• _Trecho do texto_

● ● ● ● ● ● ●

Mudança incompleta
A reforma trabalhista não resolve os inúmeros problemas do mercado de trabalho, mas dá passos importantes. Permanece sem solução a maior das questões, a de um mercado com duas classes de trabalhadores, uma com lei, e outra sem lei e sem proteção. Segundo o IBGE, 40% dos trabalhadores não têm carteira assinada. O projeto, que até o fechamento da coluna estava sendo votado, é uma mudança incompleta.
É uma reforma com pouca ambição. Há saídas engenhosas para algumas questões, há tentativas de resolver certos impasses e há claros acertos, mas nem trata de inúmeros problemas do mercado de trabalho.
Acabar com o imposto sindical obrigatório é ótimo, mas é preciso também acabar com os tributos que sustentam a representação patronal. No Brasil, há um ponto comum entre os sindicatos do trabalho e do capital: eles querem que nada mude, porque nos dois lados há representações de fachada que vivem do dinheiro coletivo recolhido compulsoriamente.

● ● ● ● ● ● ●

• _Material fornecido_
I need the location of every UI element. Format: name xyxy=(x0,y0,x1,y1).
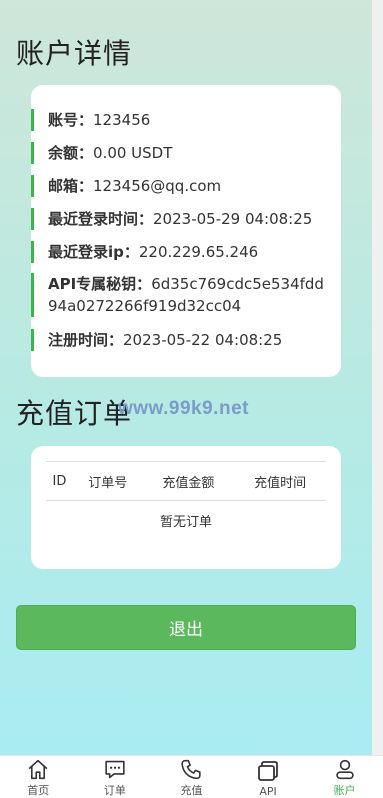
info-key: 最近登录ip： xyxy=(48,243,139,261)
bottom-tab-bar: 首页 订单 充值 API 账户 xyxy=(0,755,383,798)
column-amount: 充值金额 xyxy=(142,461,235,501)
info-key: 邮箱： xyxy=(48,177,94,195)
phone-icon xyxy=(181,759,202,780)
tab-account[interactable]: 账户 xyxy=(306,756,383,798)
info-row-last-login-time: 最近登录时间：2023-05-29 04:08:25 xyxy=(31,208,328,230)
tab-recharge[interactable]: 充值 xyxy=(153,756,230,798)
info-row-register-time: 注册时间：2023-05-22 04:08:25 xyxy=(31,329,328,351)
info-key: 账号： xyxy=(48,111,94,129)
info-row-account: 账号：123456 xyxy=(31,109,328,131)
tab-orders[interactable]: 订单 xyxy=(77,756,154,798)
info-key: 最近登录时间： xyxy=(48,210,154,228)
info-key: 注册时间： xyxy=(48,331,124,349)
scrollbar[interactable] xyxy=(372,0,383,755)
column-order-no: 订单号 xyxy=(72,461,143,501)
info-value: 2023-05-22 04:08:25 xyxy=(123,331,283,349)
tab-label: 订单 xyxy=(103,784,126,797)
page-background: 账户详情 账号：123456 余额：0.00 USDT 邮箱：123456@qq… xyxy=(0,0,372,755)
table-row: 暂无订单 xyxy=(46,501,326,540)
orders-table: ID 订单号 充值金额 充值时间 暂无订单 xyxy=(46,461,326,539)
tab-label: API xyxy=(259,785,277,798)
info-row-email: 邮箱：123456@qq.com xyxy=(31,175,328,197)
logout-button[interactable]: 退出 xyxy=(16,605,356,650)
tab-home[interactable]: 首页 xyxy=(0,756,77,798)
info-row-api-key: API专属秘钥：6d35c769cdc5e534fdd94a0272266f91… xyxy=(31,273,328,317)
user-icon xyxy=(335,759,354,780)
empty-orders-text: 暂无订单 xyxy=(159,514,212,530)
info-key: 余额： xyxy=(48,144,94,162)
info-value: 0.00 USDT xyxy=(93,144,173,162)
orders-card: ID 订单号 充值金额 充值时间 暂无订单 xyxy=(31,446,341,569)
watermark: www.99k9.net xyxy=(118,398,249,419)
cards-icon xyxy=(258,761,278,781)
info-row-last-login-ip: 最近登录ip：220.229.65.246 xyxy=(31,241,328,263)
tab-label: 账户 xyxy=(333,784,356,797)
tab-label: 首页 xyxy=(27,784,50,797)
account-details-title: 账户详情 xyxy=(16,37,133,70)
tab-label: 充值 xyxy=(180,784,203,797)
info-value: 220.229.65.246 xyxy=(138,243,259,261)
info-value: 2023-05-29 04:08:25 xyxy=(153,210,313,228)
column-id: ID xyxy=(46,461,73,501)
info-key: API专属秘钥： xyxy=(48,275,152,293)
recharge-orders-title: 充值订单 xyxy=(16,397,133,430)
info-value: 123456 xyxy=(93,111,151,129)
chat-icon xyxy=(105,760,125,779)
info-value: 123456@qq.com xyxy=(93,177,222,195)
home-icon xyxy=(28,759,48,780)
column-time: 充值时间 xyxy=(234,461,326,501)
tab-api[interactable]: API xyxy=(230,756,307,798)
table-header-row: ID 订单号 充值金额 充值时间 xyxy=(46,461,326,501)
info-row-balance: 余额：0.00 USDT xyxy=(31,142,328,164)
account-info-card: 账号：123456 余额：0.00 USDT 邮箱：123456@qq.com … xyxy=(31,85,341,377)
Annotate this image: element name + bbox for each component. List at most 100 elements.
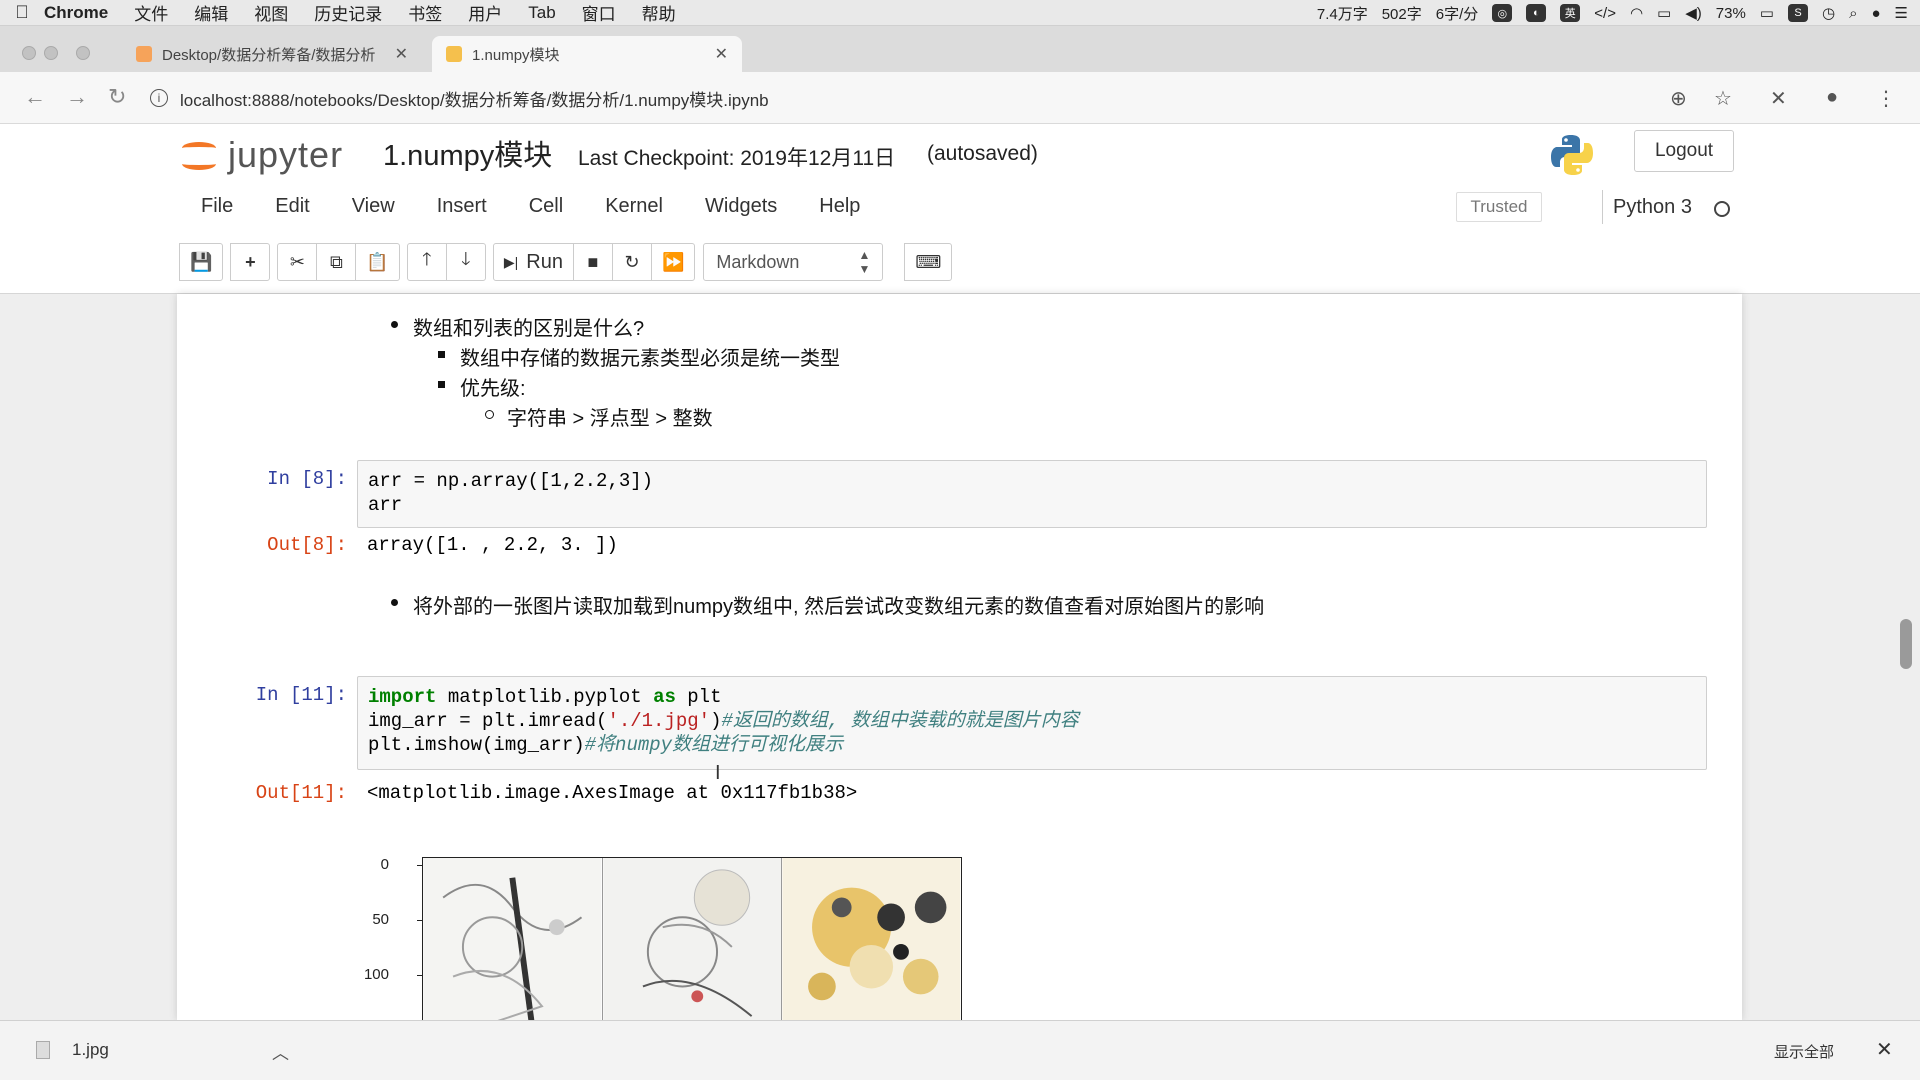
jupyter-logo-icon xyxy=(180,136,218,174)
step-forward-icon: ▶| xyxy=(503,253,519,270)
menu-item-file[interactable]: 文件 xyxy=(134,0,168,25)
trusted-indicator[interactable]: Trusted xyxy=(1456,192,1542,222)
menu-item-history[interactable]: 历史记录 xyxy=(314,0,382,25)
save-button[interactable]: 💾 xyxy=(179,243,224,281)
code-token: plt xyxy=(675,686,722,708)
menu-file[interactable]: File xyxy=(180,195,254,218)
browser-tab-active[interactable]: 1.numpy模块 ✕ xyxy=(432,36,742,72)
restart-run-all-button[interactable]: ⏩ xyxy=(650,243,696,281)
address-bar[interactable]: i localhost:8888/notebooks/Desktop/数据分析筹… xyxy=(150,80,1670,116)
show-all-downloads-link[interactable]: 显示全部 xyxy=(1774,1041,1834,1062)
menu-edit[interactable]: Edit xyxy=(254,195,330,218)
wifi-icon[interactable]: ◠ xyxy=(1630,4,1643,22)
menu-item-edit[interactable]: 编辑 xyxy=(194,0,228,25)
page-scrollbar[interactable] xyxy=(1900,619,1912,669)
cell-type-select[interactable]: Markdown ▲ ▼ xyxy=(703,243,884,281)
close-tab-icon[interactable]: ✕ xyxy=(395,44,408,64)
command-palette-button[interactable]: ⌨ xyxy=(904,243,953,281)
code-icon[interactable]: </> xyxy=(1594,5,1616,22)
fast-forward-icon: ⏩ xyxy=(661,251,685,272)
menu-view[interactable]: View xyxy=(331,195,416,218)
menu-kernel[interactable]: Kernel xyxy=(584,195,684,218)
app-status-icon[interactable]: ◎ xyxy=(1492,4,1513,22)
y-tick-label: 0 xyxy=(380,856,389,873)
battery-icon[interactable]: ▭ xyxy=(1760,4,1774,22)
input-prompt: In [8]: xyxy=(267,468,347,490)
stop-icon: ■ xyxy=(587,251,599,272)
menu-insert[interactable]: Insert xyxy=(416,195,508,218)
window-zoom-button[interactable] xyxy=(76,46,90,60)
typing-speed: 6字/分 xyxy=(1435,5,1479,23)
menu-item-window[interactable]: 窗口 xyxy=(582,0,616,25)
run-label: Run xyxy=(526,250,563,273)
interrupt-kernel-button[interactable]: ■ xyxy=(572,243,613,281)
menu-item-people[interactable]: 用户 xyxy=(468,0,502,25)
site-info-icon[interactable]: i xyxy=(150,89,168,107)
battery-percent: 73% xyxy=(1715,4,1746,22)
menu-app-name[interactable]: Chrome xyxy=(44,3,108,23)
close-tab-icon[interactable]: ✕ xyxy=(715,44,728,64)
paste-cells-button[interactable]: 📋 xyxy=(355,243,400,281)
menu-item-help[interactable]: 帮助 xyxy=(642,0,676,25)
menu-item-view[interactable]: 视图 xyxy=(254,0,288,25)
spotlight-search-icon[interactable]: ⌕ xyxy=(1849,5,1857,22)
notebook-toolbar: 💾 + ✂ ⧉ 📋 🡑 🡓 ▶| Run ■ ↻ ⏩ Markdown ▲ ▼ ⌨ xyxy=(179,242,960,282)
code-comment: #将numpy数组进行可视化展示 xyxy=(584,734,844,756)
autosave-status: (autosaved) xyxy=(927,142,1038,165)
download-item[interactable]: 1.jpg xyxy=(36,1040,109,1060)
back-arrow-icon[interactable]: ← xyxy=(24,84,46,110)
browser-tab[interactable]: Desktop/数据分析筹备/数据分析 ✕ xyxy=(122,36,422,72)
user-icon[interactable]: ● xyxy=(1871,5,1880,22)
input-prompt: In [11]: xyxy=(255,684,347,706)
zoom-icon[interactable]: ⊕ xyxy=(1670,86,1687,111)
volume-icon[interactable]: ◀) xyxy=(1685,4,1702,22)
clock-icon[interactable]: ◷ xyxy=(1822,4,1835,22)
bookmark-star-icon[interactable]: ☆ xyxy=(1714,86,1732,111)
jupyter-logo[interactable]: jupyter xyxy=(180,134,343,176)
notebook-container[interactable]: 数组和列表的区别是什么? 数组中存储的数据元素类型必须是统一类型 优先级: 字符… xyxy=(177,294,1742,1020)
notification-center-icon[interactable]: ☰ xyxy=(1895,4,1908,22)
apple-icon[interactable]:  xyxy=(0,2,44,23)
move-cell-down-button[interactable]: 🡓 xyxy=(445,243,486,281)
forward-arrow-icon[interactable]: → xyxy=(66,84,88,110)
code-cell-input[interactable]: arr = np.array([1,2.2,3]) arr xyxy=(357,460,1707,528)
move-cell-up-button[interactable]: 🡑 xyxy=(406,243,447,281)
menu-cell[interactable]: Cell xyxy=(508,195,584,218)
menu-help[interactable]: Help xyxy=(798,195,881,218)
url-text[interactable]: localhost:8888/notebooks/Desktop/数据分析筹备/… xyxy=(180,86,769,111)
chevron-up-icon[interactable]: ︿ xyxy=(272,1039,289,1064)
logout-button[interactable]: Logout xyxy=(1634,130,1734,172)
reload-icon[interactable]: ↻ xyxy=(108,84,126,110)
restart-kernel-button[interactable]: ↻ xyxy=(611,243,652,281)
chrome-menu-icon[interactable]: ⋮ xyxy=(1876,86,1896,111)
code-line: arr xyxy=(368,494,403,516)
arrow-up-icon: 🡑 xyxy=(422,249,432,269)
airplay-icon[interactable]: ▭ xyxy=(1657,4,1671,22)
code-comment: #返回的数组, 数组中装载的就是图片内容 xyxy=(721,710,1079,732)
app-status-icon[interactable]: 英 xyxy=(1560,4,1581,22)
cut-cells-button[interactable]: ✂ xyxy=(277,243,318,281)
notebook-title[interactable]: 1.numpy模块 xyxy=(383,132,552,174)
menu-item-bookmarks[interactable]: 书签 xyxy=(408,0,442,25)
copy-cells-button[interactable]: ⧉ xyxy=(316,243,357,281)
arrow-down-icon: 🡓 xyxy=(461,249,471,269)
app-status-icon[interactable]: S xyxy=(1787,4,1808,22)
python-logo-icon xyxy=(1551,135,1593,175)
image-panel-sketch-2 xyxy=(603,858,783,1020)
menu-widgets[interactable]: Widgets xyxy=(684,195,798,218)
jupyter-wordmark: jupyter xyxy=(228,134,344,175)
window-minimize-button[interactable] xyxy=(44,46,58,60)
output-prompt: Out[11]: xyxy=(255,782,347,804)
code-cell-input[interactable]: import matplotlib.pyplot as plt img_arr … xyxy=(357,676,1707,770)
close-download-bar-icon[interactable]: ✕ xyxy=(1876,1037,1893,1062)
code-token: img_arr = plt.imread( xyxy=(368,710,608,732)
jupyter-favicon-icon xyxy=(136,46,152,62)
extension-icon[interactable]: ✕ xyxy=(1770,86,1787,111)
insert-cell-below-button[interactable]: + xyxy=(230,243,271,281)
window-close-button[interactable] xyxy=(22,46,36,60)
run-button[interactable]: ▶| Run xyxy=(492,243,574,281)
menu-item-tab[interactable]: Tab xyxy=(528,3,555,23)
copy-icon: ⧉ xyxy=(329,251,343,272)
app-status-icon[interactable]: ◐ xyxy=(1526,4,1547,22)
profile-avatar-icon[interactable]: ● xyxy=(1826,86,1838,109)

● ● ● ● ● ● ●

• _Tarefa a realizar_
Liste tudo o que, segundo o trecho do texto, a reforma trabalhista apresenta na frase iniciada por "Há saídas engenhosas".

• _Resultado final_
- Saídas engenhosas para algumas questões
- Tentativas de resolver certos impasses
- Claros acertos